◆ Task description ◆
Locate each line holding the string "color" and copy it.

◆ Records for this task ◆

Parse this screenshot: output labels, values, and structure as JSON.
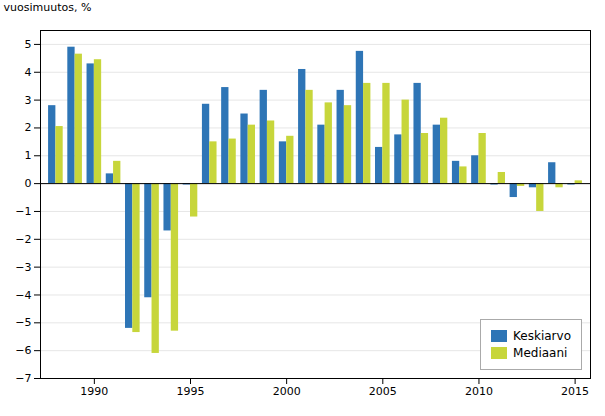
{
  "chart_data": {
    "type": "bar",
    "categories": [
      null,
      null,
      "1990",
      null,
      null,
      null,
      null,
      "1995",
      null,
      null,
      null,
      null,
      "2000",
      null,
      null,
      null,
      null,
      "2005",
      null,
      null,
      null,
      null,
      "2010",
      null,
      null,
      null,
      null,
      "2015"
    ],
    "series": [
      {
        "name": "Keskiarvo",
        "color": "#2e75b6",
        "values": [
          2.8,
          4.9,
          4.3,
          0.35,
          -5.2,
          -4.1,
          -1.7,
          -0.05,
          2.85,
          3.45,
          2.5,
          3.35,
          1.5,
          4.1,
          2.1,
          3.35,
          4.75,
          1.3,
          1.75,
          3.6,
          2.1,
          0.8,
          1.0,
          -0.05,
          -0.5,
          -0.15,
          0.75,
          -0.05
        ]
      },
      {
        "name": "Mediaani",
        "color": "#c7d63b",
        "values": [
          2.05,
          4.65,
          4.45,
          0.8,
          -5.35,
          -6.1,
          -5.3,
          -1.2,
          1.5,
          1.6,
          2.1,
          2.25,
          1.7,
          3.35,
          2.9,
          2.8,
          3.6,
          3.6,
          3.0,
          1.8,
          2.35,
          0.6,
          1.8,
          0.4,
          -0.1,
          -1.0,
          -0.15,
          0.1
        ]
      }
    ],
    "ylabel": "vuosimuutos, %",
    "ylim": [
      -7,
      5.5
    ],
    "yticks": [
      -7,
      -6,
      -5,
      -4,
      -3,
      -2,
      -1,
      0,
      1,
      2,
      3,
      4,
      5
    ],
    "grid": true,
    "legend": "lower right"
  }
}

...

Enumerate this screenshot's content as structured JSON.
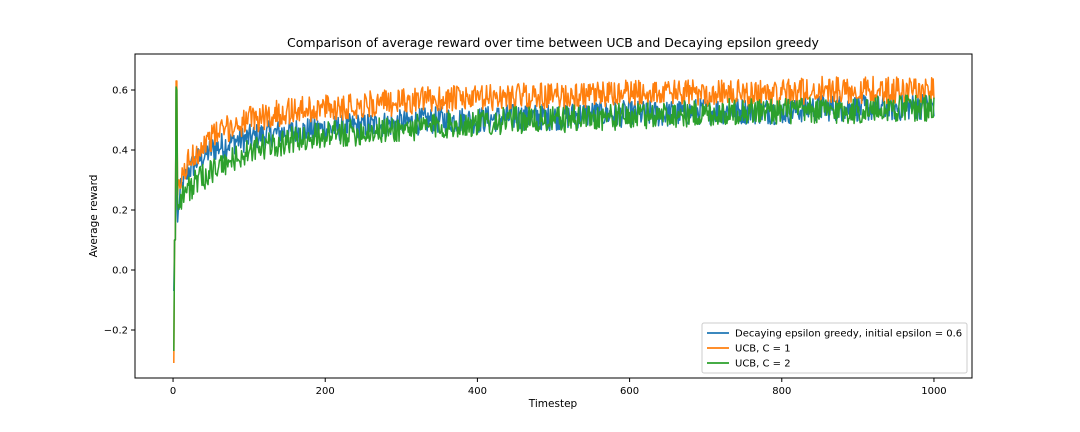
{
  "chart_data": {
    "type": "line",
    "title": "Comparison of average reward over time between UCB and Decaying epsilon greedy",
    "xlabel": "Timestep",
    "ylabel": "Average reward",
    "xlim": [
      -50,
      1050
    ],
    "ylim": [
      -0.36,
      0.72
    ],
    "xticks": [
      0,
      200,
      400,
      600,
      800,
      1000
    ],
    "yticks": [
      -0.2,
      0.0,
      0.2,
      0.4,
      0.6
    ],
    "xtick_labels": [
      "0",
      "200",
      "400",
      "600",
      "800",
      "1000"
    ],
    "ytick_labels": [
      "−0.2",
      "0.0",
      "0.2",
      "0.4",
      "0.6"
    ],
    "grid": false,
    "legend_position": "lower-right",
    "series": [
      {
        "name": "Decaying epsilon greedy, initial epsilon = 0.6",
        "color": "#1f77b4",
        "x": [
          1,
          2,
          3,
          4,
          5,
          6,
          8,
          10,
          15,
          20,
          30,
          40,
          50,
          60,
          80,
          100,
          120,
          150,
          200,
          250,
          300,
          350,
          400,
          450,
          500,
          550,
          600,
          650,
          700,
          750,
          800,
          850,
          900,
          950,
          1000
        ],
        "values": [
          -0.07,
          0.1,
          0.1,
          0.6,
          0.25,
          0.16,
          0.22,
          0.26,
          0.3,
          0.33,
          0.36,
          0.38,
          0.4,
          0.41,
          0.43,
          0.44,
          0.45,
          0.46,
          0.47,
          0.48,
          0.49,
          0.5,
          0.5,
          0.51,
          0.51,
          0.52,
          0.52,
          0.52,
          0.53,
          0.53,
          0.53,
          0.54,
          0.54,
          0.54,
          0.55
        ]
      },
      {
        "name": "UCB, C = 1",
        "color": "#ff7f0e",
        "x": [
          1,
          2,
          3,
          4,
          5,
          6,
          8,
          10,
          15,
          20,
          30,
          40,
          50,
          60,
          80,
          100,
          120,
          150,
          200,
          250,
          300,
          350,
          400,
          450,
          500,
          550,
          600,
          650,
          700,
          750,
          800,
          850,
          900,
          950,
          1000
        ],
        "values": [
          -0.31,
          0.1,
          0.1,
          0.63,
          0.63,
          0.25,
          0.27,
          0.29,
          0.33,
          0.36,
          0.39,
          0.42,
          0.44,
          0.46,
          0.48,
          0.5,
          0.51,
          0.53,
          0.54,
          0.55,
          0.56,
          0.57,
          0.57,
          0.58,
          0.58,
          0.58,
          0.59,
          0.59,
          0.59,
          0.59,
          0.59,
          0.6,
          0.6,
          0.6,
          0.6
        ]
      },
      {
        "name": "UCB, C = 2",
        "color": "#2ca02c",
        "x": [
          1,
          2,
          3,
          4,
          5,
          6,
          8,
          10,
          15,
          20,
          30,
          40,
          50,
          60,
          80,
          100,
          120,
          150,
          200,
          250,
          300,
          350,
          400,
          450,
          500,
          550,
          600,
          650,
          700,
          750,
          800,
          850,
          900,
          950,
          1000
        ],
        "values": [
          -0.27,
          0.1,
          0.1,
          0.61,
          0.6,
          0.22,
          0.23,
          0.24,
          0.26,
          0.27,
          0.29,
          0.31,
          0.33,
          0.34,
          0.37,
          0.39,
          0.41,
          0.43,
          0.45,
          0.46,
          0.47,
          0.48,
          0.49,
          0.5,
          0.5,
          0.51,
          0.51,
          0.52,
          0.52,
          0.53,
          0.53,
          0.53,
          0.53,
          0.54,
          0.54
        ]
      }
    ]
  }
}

◆ Written reply ◆
        "color": "#2e75b6",
        "color": "#c7d63b",
        "color": "#1f77b4",
        "color": "#ff7f0e",
        "color": "#2ca02c",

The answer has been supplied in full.